======== Supplied material ========

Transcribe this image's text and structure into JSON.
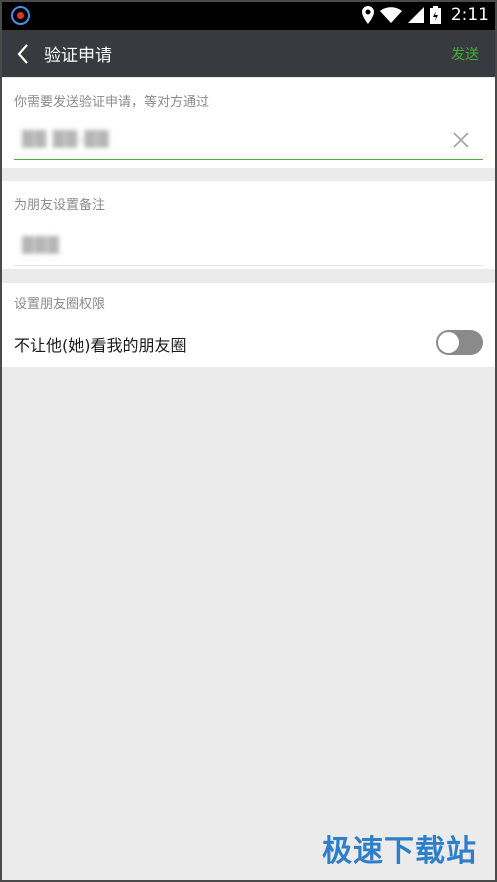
{
  "status_bar": {
    "time": "2:11",
    "icons": [
      "record-icon",
      "location-icon",
      "wifi-icon",
      "signal-icon",
      "battery-icon"
    ]
  },
  "header": {
    "title": "验证申请",
    "send_label": "发送",
    "accent_color": "#3cb034"
  },
  "verify_section": {
    "label": "你需要发送验证申请，等对方通过",
    "input_value": "██ ██-██"
  },
  "remark_section": {
    "label": "为朋友设置备注",
    "input_value": "███"
  },
  "moments_section": {
    "label": "设置朋友圈权限",
    "toggle_label": "不让他(她)看我的朋友圈",
    "toggle_on": false
  },
  "watermark": "极速下载站"
}
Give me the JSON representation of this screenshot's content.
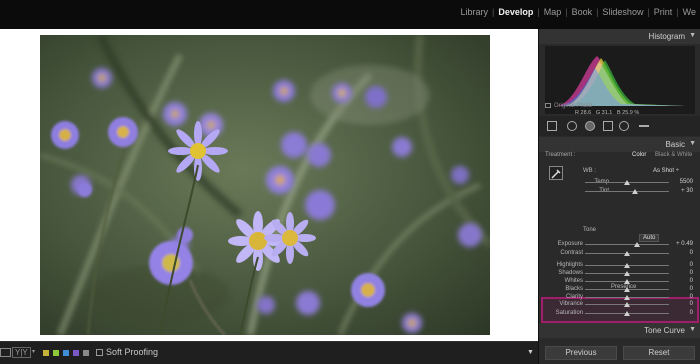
{
  "modules": [
    "Library",
    "Develop",
    "Map",
    "Book",
    "Slideshow",
    "Print",
    "We"
  ],
  "active_module": "Develop",
  "toolbar": {
    "label_yy": "Y|Y",
    "soft_proofing": "Soft Proofing"
  },
  "flag_colors": [
    "#c8b33a",
    "#8fc93a",
    "#3e8fd8",
    "#7a58c8",
    "#8a8a8a"
  ],
  "panel": {
    "histogram": {
      "title": "Histogram",
      "r_label": "R",
      "r": "28.6",
      "g_label": "G",
      "g": "31.1",
      "b_label": "B",
      "b": "25.9",
      "unit": "%",
      "original_photo": "Original Photo"
    },
    "basic": {
      "title": "Basic",
      "treatment_label": "Treatment :",
      "treatment_color": "Color",
      "treatment_bw": "Black & White",
      "wb_label": "WB :",
      "wb_value": "As Shot ÷",
      "tone_label": "Tone",
      "auto_label": "Auto",
      "presence_label": "Presence",
      "sliders": {
        "temp": {
          "label": "Temp",
          "value": "5500",
          "pos": 0.5
        },
        "tint": {
          "label": "Tint",
          "value": "+ 30",
          "pos": 0.6
        },
        "exposure": {
          "label": "Exposure",
          "value": "+ 0.49",
          "pos": 0.62
        },
        "contrast": {
          "label": "Contrast",
          "value": "0",
          "pos": 0.5
        },
        "highlights": {
          "label": "Highlights",
          "value": "0",
          "pos": 0.5
        },
        "shadows": {
          "label": "Shadows",
          "value": "0",
          "pos": 0.5
        },
        "whites": {
          "label": "Whites",
          "value": "0",
          "pos": 0.5
        },
        "blacks": {
          "label": "Blacks",
          "value": "0",
          "pos": 0.5
        },
        "clarity": {
          "label": "Clarity",
          "value": "0",
          "pos": 0.5
        },
        "vibrance": {
          "label": "Vibrance",
          "value": "0",
          "pos": 0.5
        },
        "saturation": {
          "label": "Saturation",
          "value": "0",
          "pos": 0.5
        }
      }
    },
    "tone_curve": {
      "title": "Tone Curve"
    },
    "buttons": {
      "previous": "Previous",
      "reset": "Reset"
    }
  }
}
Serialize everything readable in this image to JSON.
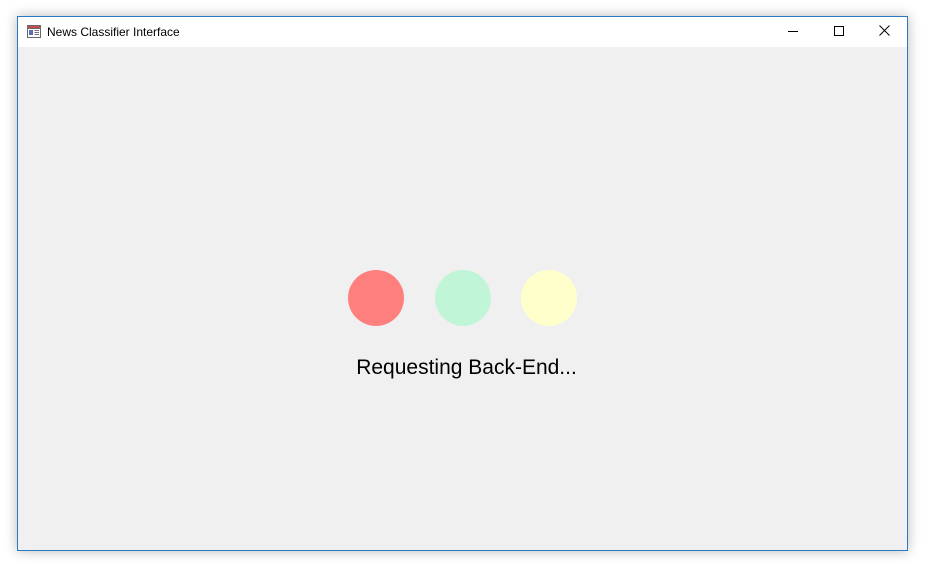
{
  "window": {
    "title": "News Classifier Interface",
    "icon": "app-window-icon",
    "controls": {
      "minimize_icon": "minimize-icon",
      "maximize_icon": "maximize-icon",
      "close_icon": "close-icon"
    }
  },
  "loading": {
    "status_text": "Requesting Back-End...",
    "dots": [
      {
        "name": "red",
        "color": "#ff7f7f"
      },
      {
        "name": "green",
        "color": "#c1f5d7"
      },
      {
        "name": "yellow",
        "color": "#ffffcc"
      }
    ]
  },
  "colors": {
    "window_border": "#2b79c2",
    "client_background": "#f0f0f0",
    "titlebar_background": "#ffffff"
  }
}
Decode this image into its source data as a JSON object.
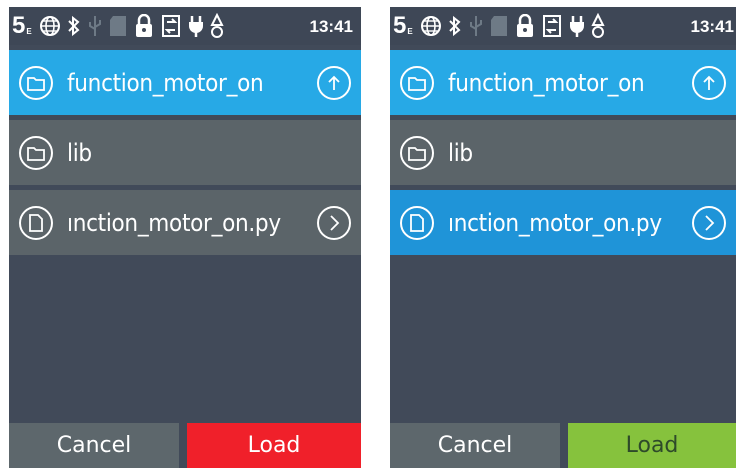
{
  "screens": [
    {
      "id": "left",
      "status": {
        "mode_number": "5",
        "mode_sub": "E",
        "time": "13:41"
      },
      "header": {
        "label": "function_motor_on",
        "action_icon": "up-arrow-icon"
      },
      "items": [
        {
          "label": "lib",
          "icon": "folder-icon",
          "selected": false
        },
        {
          "label": "ınction_motor_on.py",
          "icon": "file-icon",
          "selected": false
        }
      ],
      "footer": {
        "cancel_label": "Cancel",
        "load_label": "Load",
        "load_color": "#f0202a"
      }
    },
    {
      "id": "right",
      "status": {
        "mode_number": "5",
        "mode_sub": "E",
        "time": "13:41"
      },
      "header": {
        "label": "function_motor_on",
        "action_icon": "up-arrow-icon"
      },
      "items": [
        {
          "label": "lib",
          "icon": "folder-icon",
          "selected": false
        },
        {
          "label": "ınction_motor_on.py",
          "icon": "file-icon",
          "selected": true
        }
      ],
      "footer": {
        "cancel_label": "Cancel",
        "load_label": "Load",
        "load_color": "#86c23d"
      }
    }
  ],
  "colors": {
    "background": "#414a59",
    "header": "#27a9e6",
    "row": "#5b6469",
    "row_selected": "#1f94d8"
  }
}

========

▸ Problem description
Return the listing above word for word, with the pictures removed.

▸ Task answer
Transcribe this image's text and structure into JSON.
{
  "status_bar": {
    "time": "2:11",
    "icons": [
      "record-icon",
      "location-icon",
      "wifi-icon",
      "signal-icon",
      "battery-icon"
    ]
  },
  "header": {
    "title": "验证申请",
    "send_label": "发送",
    "accent_color": "#3cb034"
  },
  "verify_section": {
    "label": "你需要发送验证申请，等对方通过",
    "input_value": "██ ██-██"
  },
  "remark_section": {
    "label": "为朋友设置备注",
    "input_value": "███"
  },
  "moments_section": {
    "label": "设置朋友圈权限",
    "toggle_label": "不让他(她)看我的朋友圈",
    "toggle_on": false
  },
  "watermark": "极速下载站"
}
Give me the JSON representation of this screenshot's content.
{
  "modules": [
    "Library",
    "Develop",
    "Map",
    "Book",
    "Slideshow",
    "Print",
    "We"
  ],
  "active_module": "Develop",
  "toolbar": {
    "label_yy": "Y|Y",
    "soft_proofing": "Soft Proofing"
  },
  "flag_colors": [
    "#c8b33a",
    "#8fc93a",
    "#3e8fd8",
    "#7a58c8",
    "#8a8a8a"
  ],
  "panel": {
    "histogram": {
      "title": "Histogram",
      "r_label": "R",
      "r": "28.6",
      "g_label": "G",
      "g": "31.1",
      "b_label": "B",
      "b": "25.9",
      "unit": "%",
      "original_photo": "Original Photo"
    },
    "basic": {
      "title": "Basic",
      "treatment_label": "Treatment :",
      "treatment_color": "Color",
      "treatment_bw": "Black & White",
      "wb_label": "WB :",
      "wb_value": "As Shot ÷",
      "tone_label": "Tone",
      "auto_label": "Auto",
      "presence_label": "Presence",
      "sliders": {
        "temp": {
          "label": "Temp",
          "value": "5500",
          "pos": 0.5
        },
        "tint": {
          "label": "Tint",
          "value": "+ 30",
          "pos": 0.6
        },
        "exposure": {
          "label": "Exposure",
          "value": "+ 0.49",
          "pos": 0.62
        },
        "contrast": {
          "label": "Contrast",
          "value": "0",
          "pos": 0.5
        },
        "highlights": {
          "label": "Highlights",
          "value": "0",
          "pos": 0.5
        },
        "shadows": {
          "label": "Shadows",
          "value": "0",
          "pos": 0.5
        },
        "whites": {
          "label": "Whites",
          "value": "0",
          "pos": 0.5
        },
        "blacks": {
          "label": "Blacks",
          "value": "0",
          "pos": 0.5
        },
        "clarity": {
          "label": "Clarity",
          "value": "0",
          "pos": 0.5
        },
        "vibrance": {
          "label": "Vibrance",
          "value": "0",
          "pos": 0.5
        },
        "saturation": {
          "label": "Saturation",
          "value": "0",
          "pos": 0.5
        }
      }
    },
    "tone_curve": {
      "title": "Tone Curve"
    },
    "buttons": {
      "previous": "Previous",
      "reset": "Reset"
    }
  }
}
Serialize everything readable in this image to JSON.
{
  "window": {
    "title": "News Classifier Interface",
    "icon": "app-window-icon",
    "controls": {
      "minimize_icon": "minimize-icon",
      "maximize_icon": "maximize-icon",
      "close_icon": "close-icon"
    }
  },
  "loading": {
    "status_text": "Requesting Back-End...",
    "dots": [
      {
        "name": "red",
        "color": "#ff7f7f"
      },
      {
        "name": "green",
        "color": "#c1f5d7"
      },
      {
        "name": "yellow",
        "color": "#ffffcc"
      }
    ]
  },
  "colors": {
    "window_border": "#2b79c2",
    "client_background": "#f0f0f0",
    "titlebar_background": "#ffffff"
  }
}
Decode this image into its source data as a JSON object.
{
  "screens": [
    {
      "id": "left",
      "status": {
        "mode_number": "5",
        "mode_sub": "E",
        "time": "13:41"
      },
      "header": {
        "label": "function_motor_on",
        "action_icon": "up-arrow-icon"
      },
      "items": [
        {
          "label": "lib",
          "icon": "folder-icon",
          "selected": false
        },
        {
          "label": "ınction_motor_on.py",
          "icon": "file-icon",
          "selected": false
        }
      ],
      "footer": {
        "cancel_label": "Cancel",
        "load_label": "Load",
        "load_color": "#f0202a"
      }
    },
    {
      "id": "right",
      "status": {
        "mode_number": "5",
        "mode_sub": "E",
        "time": "13:41"
      },
      "header": {
        "label": "function_motor_on",
        "action_icon": "up-arrow-icon"
      },
      "items": [
        {
          "label": "lib",
          "icon": "folder-icon",
          "selected": false
        },
        {
          "label": "ınction_motor_on.py",
          "icon": "file-icon",
          "selected": true
        }
      ],
      "footer": {
        "cancel_label": "Cancel",
        "load_label": "Load",
        "load_color": "#86c23d"
      }
    }
  ],
  "colors": {
    "background": "#414a59",
    "header": "#27a9e6",
    "row": "#5b6469",
    "row_selected": "#1f94d8"
  }
}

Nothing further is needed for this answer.